◆ Task
Go through the lines below and copy each one that holds the string "ylabel".

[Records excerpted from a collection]

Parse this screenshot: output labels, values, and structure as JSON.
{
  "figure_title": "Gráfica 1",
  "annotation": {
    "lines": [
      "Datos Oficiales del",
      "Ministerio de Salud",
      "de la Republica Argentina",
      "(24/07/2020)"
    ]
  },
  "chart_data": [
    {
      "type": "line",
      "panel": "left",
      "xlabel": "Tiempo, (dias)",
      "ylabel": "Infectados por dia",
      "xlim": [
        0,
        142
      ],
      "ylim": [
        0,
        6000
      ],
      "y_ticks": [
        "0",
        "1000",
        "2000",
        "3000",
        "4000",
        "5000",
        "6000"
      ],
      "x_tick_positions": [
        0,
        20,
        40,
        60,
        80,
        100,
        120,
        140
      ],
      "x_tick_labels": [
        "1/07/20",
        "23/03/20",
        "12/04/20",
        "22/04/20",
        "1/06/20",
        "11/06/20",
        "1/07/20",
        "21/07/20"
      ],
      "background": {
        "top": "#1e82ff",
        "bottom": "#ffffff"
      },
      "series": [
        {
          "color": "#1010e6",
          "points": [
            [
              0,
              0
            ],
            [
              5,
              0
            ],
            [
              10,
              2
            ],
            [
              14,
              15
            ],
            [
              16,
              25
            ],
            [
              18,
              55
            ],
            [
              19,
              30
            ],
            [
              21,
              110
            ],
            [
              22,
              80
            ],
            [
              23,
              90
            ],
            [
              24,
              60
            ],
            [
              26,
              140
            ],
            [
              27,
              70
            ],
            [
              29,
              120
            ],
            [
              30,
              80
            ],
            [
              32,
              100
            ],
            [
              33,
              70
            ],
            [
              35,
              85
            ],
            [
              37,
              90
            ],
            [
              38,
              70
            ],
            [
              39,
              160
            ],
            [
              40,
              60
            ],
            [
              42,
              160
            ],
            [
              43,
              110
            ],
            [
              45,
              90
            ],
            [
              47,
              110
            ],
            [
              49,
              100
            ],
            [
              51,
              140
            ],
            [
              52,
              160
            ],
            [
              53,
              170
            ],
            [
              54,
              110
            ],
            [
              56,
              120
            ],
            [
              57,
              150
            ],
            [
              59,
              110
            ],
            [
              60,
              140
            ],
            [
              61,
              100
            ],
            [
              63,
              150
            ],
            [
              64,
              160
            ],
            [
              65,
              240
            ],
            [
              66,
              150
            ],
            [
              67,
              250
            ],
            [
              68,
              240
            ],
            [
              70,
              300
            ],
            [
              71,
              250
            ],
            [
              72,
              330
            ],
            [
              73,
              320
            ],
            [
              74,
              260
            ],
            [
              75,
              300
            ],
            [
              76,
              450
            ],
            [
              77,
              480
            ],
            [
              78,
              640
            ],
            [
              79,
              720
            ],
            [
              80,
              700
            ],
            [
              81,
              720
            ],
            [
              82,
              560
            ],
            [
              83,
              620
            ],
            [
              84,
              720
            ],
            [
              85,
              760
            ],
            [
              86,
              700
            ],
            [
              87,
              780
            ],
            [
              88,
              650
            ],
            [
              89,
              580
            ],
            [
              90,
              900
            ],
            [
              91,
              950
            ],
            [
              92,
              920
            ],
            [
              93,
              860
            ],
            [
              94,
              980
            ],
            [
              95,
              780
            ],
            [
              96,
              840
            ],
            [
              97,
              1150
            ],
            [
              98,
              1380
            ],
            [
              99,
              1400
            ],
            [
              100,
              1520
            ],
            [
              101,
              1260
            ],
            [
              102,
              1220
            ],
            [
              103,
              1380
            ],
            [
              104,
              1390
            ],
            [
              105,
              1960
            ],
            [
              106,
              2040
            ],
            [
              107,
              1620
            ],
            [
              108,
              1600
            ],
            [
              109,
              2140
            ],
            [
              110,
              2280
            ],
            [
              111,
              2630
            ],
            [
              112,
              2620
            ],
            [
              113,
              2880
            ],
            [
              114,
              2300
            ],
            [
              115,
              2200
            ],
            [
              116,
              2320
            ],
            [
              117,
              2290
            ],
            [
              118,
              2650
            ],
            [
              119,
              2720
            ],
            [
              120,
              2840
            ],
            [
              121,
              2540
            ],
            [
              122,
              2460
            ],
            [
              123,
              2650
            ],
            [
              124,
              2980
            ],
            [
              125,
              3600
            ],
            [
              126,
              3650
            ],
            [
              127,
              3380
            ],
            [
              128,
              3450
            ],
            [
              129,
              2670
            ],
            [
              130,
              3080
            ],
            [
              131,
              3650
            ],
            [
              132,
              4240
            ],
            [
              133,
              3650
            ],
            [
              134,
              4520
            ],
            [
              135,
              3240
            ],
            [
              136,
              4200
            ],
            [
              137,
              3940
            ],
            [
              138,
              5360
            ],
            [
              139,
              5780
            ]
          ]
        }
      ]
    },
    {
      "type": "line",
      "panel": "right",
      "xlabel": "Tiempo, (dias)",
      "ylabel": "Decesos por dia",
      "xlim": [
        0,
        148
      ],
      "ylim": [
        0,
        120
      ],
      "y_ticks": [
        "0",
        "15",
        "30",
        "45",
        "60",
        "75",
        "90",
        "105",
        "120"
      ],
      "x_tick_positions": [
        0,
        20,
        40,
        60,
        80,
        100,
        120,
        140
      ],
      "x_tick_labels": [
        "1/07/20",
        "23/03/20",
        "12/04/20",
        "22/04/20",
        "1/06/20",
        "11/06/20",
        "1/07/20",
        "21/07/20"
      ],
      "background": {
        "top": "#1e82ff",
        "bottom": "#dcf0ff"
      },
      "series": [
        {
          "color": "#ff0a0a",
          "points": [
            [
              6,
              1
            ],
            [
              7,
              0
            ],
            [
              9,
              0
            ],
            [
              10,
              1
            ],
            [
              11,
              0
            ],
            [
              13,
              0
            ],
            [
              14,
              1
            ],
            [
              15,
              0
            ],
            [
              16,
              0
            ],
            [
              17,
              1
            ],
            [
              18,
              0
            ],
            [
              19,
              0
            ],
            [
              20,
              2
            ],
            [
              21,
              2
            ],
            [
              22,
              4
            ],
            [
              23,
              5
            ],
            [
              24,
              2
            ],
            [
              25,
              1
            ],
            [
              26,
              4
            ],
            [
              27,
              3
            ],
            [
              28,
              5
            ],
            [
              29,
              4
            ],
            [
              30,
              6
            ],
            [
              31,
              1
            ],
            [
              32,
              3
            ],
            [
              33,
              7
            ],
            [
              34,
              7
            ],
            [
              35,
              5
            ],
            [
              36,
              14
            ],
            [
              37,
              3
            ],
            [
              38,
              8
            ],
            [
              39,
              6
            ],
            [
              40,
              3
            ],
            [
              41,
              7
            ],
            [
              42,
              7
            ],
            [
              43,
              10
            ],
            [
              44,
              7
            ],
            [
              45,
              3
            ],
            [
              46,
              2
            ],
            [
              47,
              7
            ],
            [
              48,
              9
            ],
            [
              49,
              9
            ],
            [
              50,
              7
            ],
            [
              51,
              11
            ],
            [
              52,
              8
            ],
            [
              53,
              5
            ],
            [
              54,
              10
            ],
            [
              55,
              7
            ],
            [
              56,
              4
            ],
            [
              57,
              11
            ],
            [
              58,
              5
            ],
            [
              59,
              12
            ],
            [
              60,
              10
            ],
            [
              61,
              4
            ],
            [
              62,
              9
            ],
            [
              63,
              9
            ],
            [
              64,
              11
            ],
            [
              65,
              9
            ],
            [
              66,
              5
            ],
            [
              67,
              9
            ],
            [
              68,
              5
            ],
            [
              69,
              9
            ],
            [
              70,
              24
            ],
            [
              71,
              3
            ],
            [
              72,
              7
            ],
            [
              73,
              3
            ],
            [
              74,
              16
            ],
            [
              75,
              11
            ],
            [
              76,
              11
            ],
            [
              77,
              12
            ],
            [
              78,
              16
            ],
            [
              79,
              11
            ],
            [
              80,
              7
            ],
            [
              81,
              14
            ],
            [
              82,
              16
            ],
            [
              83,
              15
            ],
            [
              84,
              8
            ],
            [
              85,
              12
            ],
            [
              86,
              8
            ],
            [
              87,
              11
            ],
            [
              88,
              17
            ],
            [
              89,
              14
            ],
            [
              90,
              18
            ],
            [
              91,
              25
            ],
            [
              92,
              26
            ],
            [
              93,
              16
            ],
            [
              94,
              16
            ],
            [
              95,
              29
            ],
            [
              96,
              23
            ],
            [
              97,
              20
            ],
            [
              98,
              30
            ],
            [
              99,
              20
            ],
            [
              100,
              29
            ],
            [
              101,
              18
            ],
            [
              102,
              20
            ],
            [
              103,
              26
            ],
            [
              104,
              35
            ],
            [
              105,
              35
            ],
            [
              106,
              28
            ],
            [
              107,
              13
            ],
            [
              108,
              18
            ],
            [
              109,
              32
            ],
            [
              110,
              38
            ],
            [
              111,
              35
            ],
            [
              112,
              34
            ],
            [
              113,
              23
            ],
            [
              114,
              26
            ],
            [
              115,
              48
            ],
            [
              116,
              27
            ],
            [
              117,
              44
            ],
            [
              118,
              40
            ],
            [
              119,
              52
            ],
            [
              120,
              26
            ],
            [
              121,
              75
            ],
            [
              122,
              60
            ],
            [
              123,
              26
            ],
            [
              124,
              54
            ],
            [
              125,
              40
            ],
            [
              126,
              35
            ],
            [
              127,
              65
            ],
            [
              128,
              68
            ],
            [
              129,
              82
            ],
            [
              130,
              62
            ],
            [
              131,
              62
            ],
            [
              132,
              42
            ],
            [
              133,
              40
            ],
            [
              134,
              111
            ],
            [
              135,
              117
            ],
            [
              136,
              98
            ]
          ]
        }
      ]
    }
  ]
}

◆ Completed task
      "ylabel": "Infectados por dia",
      "ylabel": "Decesos por dia",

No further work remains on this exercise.